**What is expected:** Make an exact reproduction of all the data.

Collection entries
--------------------------------

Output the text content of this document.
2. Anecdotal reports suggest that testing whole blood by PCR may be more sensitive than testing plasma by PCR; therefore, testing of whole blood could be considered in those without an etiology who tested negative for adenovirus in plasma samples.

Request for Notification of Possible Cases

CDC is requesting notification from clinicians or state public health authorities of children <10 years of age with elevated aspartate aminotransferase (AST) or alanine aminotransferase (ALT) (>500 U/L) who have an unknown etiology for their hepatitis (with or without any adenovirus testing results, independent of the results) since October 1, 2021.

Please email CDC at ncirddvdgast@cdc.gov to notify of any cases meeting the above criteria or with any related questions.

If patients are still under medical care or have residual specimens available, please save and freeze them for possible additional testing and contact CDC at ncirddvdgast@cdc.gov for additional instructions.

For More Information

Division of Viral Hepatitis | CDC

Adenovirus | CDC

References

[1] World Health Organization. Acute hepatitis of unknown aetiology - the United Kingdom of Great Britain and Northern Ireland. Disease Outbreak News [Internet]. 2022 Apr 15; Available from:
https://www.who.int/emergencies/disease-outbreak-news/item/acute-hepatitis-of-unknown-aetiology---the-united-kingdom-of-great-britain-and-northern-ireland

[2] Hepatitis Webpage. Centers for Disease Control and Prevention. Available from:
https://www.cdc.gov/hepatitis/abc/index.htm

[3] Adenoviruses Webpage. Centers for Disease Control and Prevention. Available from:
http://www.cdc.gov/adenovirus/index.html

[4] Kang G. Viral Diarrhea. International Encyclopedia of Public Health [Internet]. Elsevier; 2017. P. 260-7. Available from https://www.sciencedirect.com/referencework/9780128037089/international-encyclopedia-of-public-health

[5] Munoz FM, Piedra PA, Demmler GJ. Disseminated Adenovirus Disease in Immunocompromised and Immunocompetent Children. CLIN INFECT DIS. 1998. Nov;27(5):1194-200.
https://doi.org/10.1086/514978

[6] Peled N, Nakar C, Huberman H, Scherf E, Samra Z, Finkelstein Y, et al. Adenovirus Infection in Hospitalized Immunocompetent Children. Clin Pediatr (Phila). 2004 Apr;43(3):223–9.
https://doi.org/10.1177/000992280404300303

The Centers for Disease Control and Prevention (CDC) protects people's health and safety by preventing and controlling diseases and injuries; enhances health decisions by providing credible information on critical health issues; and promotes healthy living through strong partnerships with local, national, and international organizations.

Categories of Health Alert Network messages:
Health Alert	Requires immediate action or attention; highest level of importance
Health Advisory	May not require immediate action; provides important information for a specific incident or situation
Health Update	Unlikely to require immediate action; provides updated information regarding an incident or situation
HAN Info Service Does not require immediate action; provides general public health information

--------------------------------

**Response below:**
Output the text content of this document.
2. Anecdotal reports suggest that testing whole blood by PCR may be more sensitive than testing plasma by PCR; therefore, testing of whole blood could be considered in those without an etiology who tested negative for adenovirus in plasma samples.

Request for Notification of Possible Cases

CDC is requesting notification from clinicians or state public health authorities of children <10 years of age with elevated aspartate aminotransferase (AST) or alanine aminotransferase (ALT) (>500 U/L) who have an unknown etiology for their hepatitis (with or without any adenovirus testing results, independent of the results) since October 1, 2021.

Please email CDC at ncirddvdgast@cdc.gov to notify of any cases meeting the above criteria or with any related questions.

If patients are still under medical care or have residual specimens available, please save and freeze them for possible additional testing and contact CDC at ncirddvdgast@cdc.gov for additional instructions.

For More Information

Division of Viral Hepatitis | CDC

Adenovirus | CDC

References

[1] World Health Organization. Acute hepatitis of unknown aetiology - the United Kingdom of Great Britain and Northern Ireland. Disease Outbreak News [Internet]. 2022 Apr 15; Available from:
https://www.who.int/emergencies/disease-outbreak-news/item/acute-hepatitis-of-unknown-aetiology---the-united-kingdom-of-great-britain-and-northern-ireland

[2] Hepatitis Webpage. Centers for Disease Control and Prevention. Available from:
https://www.cdc.gov/hepatitis/abc/index.htm

[3] Adenoviruses Webpage. Centers for Disease Control and Prevention. Available from:
http://www.cdc.gov/adenovirus/index.html

[4] Kang G. Viral Diarrhea. International Encyclopedia of Public Health [Internet]. Elsevier; 2017. P. 260-7. Available from https://www.sciencedirect.com/referencework/9780128037089/international-encyclopedia-of-public-health

[5] Munoz FM, Piedra PA, Demmler GJ. Disseminated Adenovirus Disease in Immunocompromised and Immunocompetent Children. CLIN INFECT DIS. 1998. Nov;27(5):1194-200.
https://doi.org/10.1086/514978

[6] Peled N, Nakar C, Huberman H, Scherf E, Samra Z, Finkelstein Y, et al. Adenovirus Infection in Hospitalized Immunocompetent Children. Clin Pediatr (Phila). 2004 Apr;43(3):223–9.
https://doi.org/10.1177/000992280404300303

The Centers for Disease Control and Prevention (CDC) protects people's health and safety by preventing and controlling diseases and injuries; enhances health decisions by providing credible information on critical health issues; and promotes healthy living through strong partnerships with local, national, and international organizations.

Categories of Health Alert Network messages:
Health Alert	Requires immediate action or attention; highest level of importance
Health Advisory	May not require immediate action; provides important information for a specific incident or situation
Health Update	Unlikely to require immediate action; provides updated information regarding an incident or situation
HAN Info Service Does not require immediate action; provides general public health information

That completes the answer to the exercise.